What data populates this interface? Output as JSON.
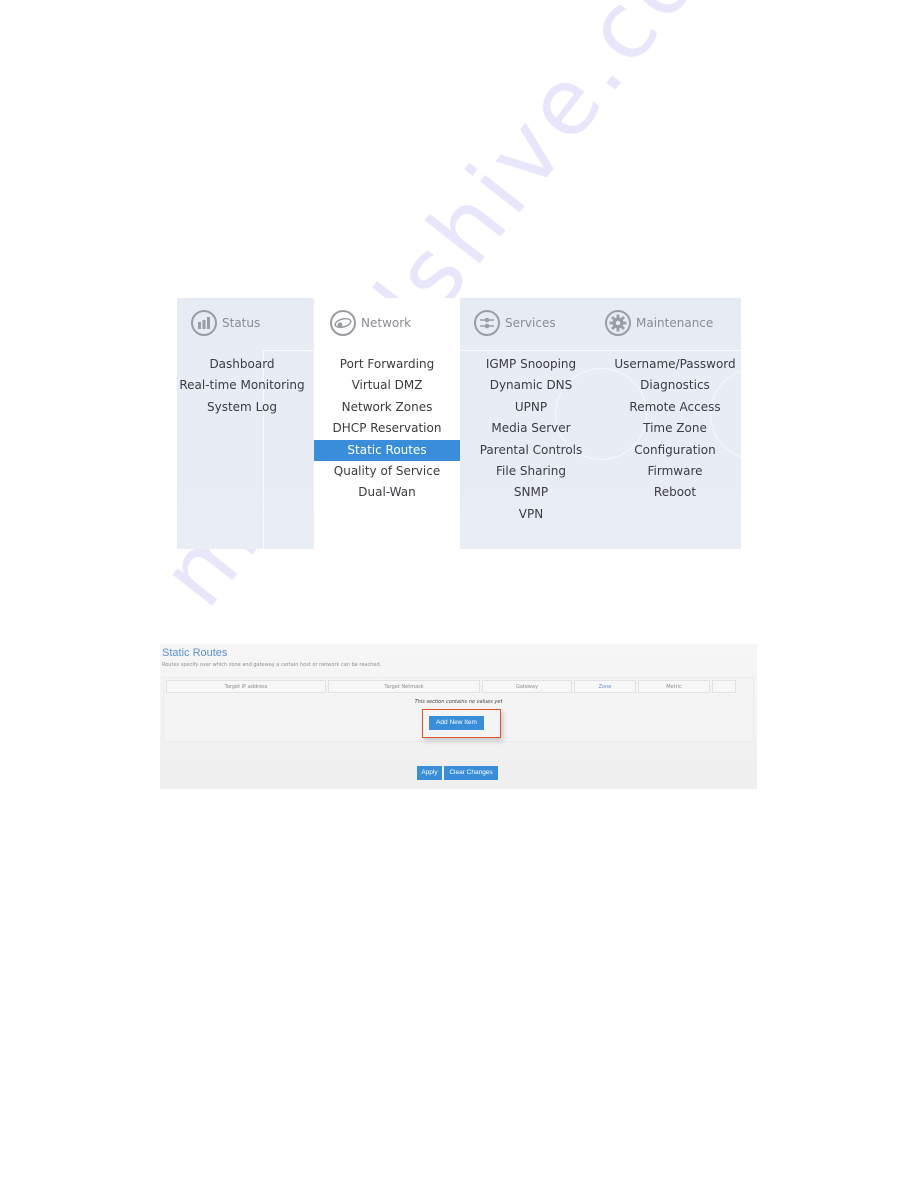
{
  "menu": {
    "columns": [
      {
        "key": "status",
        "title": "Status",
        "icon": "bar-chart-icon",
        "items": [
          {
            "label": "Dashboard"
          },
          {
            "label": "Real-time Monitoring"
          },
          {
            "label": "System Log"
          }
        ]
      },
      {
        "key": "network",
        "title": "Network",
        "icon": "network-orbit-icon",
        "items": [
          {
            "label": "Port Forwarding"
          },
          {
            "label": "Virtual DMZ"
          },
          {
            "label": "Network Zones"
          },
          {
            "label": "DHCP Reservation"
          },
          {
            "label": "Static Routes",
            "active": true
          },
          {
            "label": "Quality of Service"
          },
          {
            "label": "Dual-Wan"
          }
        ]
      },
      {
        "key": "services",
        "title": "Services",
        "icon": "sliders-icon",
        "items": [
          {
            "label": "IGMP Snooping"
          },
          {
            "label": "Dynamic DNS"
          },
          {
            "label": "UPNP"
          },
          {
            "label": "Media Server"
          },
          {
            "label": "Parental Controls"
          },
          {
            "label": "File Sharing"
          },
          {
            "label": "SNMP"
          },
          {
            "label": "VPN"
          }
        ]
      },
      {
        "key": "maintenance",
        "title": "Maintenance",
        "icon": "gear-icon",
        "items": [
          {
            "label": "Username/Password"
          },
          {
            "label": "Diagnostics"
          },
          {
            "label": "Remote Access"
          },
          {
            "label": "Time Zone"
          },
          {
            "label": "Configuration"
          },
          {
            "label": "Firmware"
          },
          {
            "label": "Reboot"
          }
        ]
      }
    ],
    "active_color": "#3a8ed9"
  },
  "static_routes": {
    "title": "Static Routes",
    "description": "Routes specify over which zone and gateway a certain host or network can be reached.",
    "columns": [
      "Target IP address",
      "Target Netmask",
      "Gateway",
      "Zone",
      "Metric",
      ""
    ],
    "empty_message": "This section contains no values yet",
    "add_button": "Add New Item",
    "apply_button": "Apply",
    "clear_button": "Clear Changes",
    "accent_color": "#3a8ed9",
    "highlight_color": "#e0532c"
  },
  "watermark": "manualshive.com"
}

——————

▶ **Set problem**
Transcribe each line above verbatim, with the pictures left out.

▶ **Task result**
What data populates this interface? Output as JSON.
{
  "menu": {
    "columns": [
      {
        "key": "status",
        "title": "Status",
        "icon": "bar-chart-icon",
        "items": [
          {
            "label": "Dashboard"
          },
          {
            "label": "Real-time Monitoring"
          },
          {
            "label": "System Log"
          }
        ]
      },
      {
        "key": "network",
        "title": "Network",
        "icon": "network-orbit-icon",
        "items": [
          {
            "label": "Port Forwarding"
          },
          {
            "label": "Virtual DMZ"
          },
          {
            "label": "Network Zones"
          },
          {
            "label": "DHCP Reservation"
          },
          {
            "label": "Static Routes",
            "active": true
          },
          {
            "label": "Quality of Service"
          },
          {
            "label": "Dual-Wan"
          }
        ]
      },
      {
        "key": "services",
        "title": "Services",
        "icon": "sliders-icon",
        "items": [
          {
            "label": "IGMP Snooping"
          },
          {
            "label": "Dynamic DNS"
          },
          {
            "label": "UPNP"
          },
          {
            "label": "Media Server"
          },
          {
            "label": "Parental Controls"
          },
          {
            "label": "File Sharing"
          },
          {
            "label": "SNMP"
          },
          {
            "label": "VPN"
          }
        ]
      },
      {
        "key": "maintenance",
        "title": "Maintenance",
        "icon": "gear-icon",
        "items": [
          {
            "label": "Username/Password"
          },
          {
            "label": "Diagnostics"
          },
          {
            "label": "Remote Access"
          },
          {
            "label": "Time Zone"
          },
          {
            "label": "Configuration"
          },
          {
            "label": "Firmware"
          },
          {
            "label": "Reboot"
          }
        ]
      }
    ],
    "active_color": "#3a8ed9"
  },
  "static_routes": {
    "title": "Static Routes",
    "description": "Routes specify over which zone and gateway a certain host or network can be reached.",
    "columns": [
      "Target IP address",
      "Target Netmask",
      "Gateway",
      "Zone",
      "Metric",
      ""
    ],
    "empty_message": "This section contains no values yet",
    "add_button": "Add New Item",
    "apply_button": "Apply",
    "clear_button": "Clear Changes",
    "accent_color": "#3a8ed9",
    "highlight_color": "#e0532c"
  },
  "watermark": "manualshive.com"
}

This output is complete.